Task instructions
From the entries below, count every line that contains the word "text". Please give the number and nothing else.

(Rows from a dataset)
....................

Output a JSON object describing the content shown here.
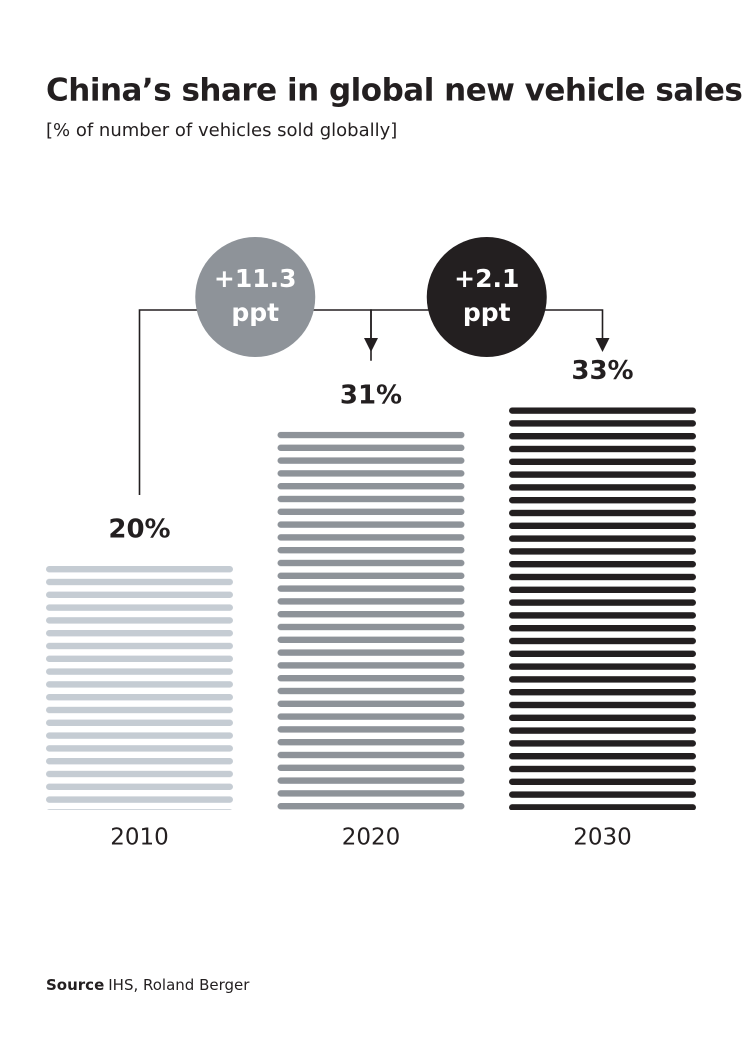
{
  "chart_data": {
    "type": "bar",
    "title": "China’s share in global new vehicle sales",
    "subtitle": "[% of number of vehicles sold globally]",
    "categories": [
      "2010",
      "2020",
      "2030"
    ],
    "values": [
      20,
      31,
      33
    ],
    "value_labels": [
      "20%",
      "31%",
      "33%"
    ],
    "colors": [
      "#c5ccd3",
      "#8e9399",
      "#231f20"
    ],
    "annotations": [
      {
        "text": "+11.3",
        "unit": "ppt",
        "color": "#8e9399"
      },
      {
        "text": "+2.1",
        "unit": "ppt",
        "color": "#231f20"
      }
    ],
    "source": {
      "label": "Source",
      "text": "IHS, Roland Berger"
    }
  }
}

....................

Result for this task
3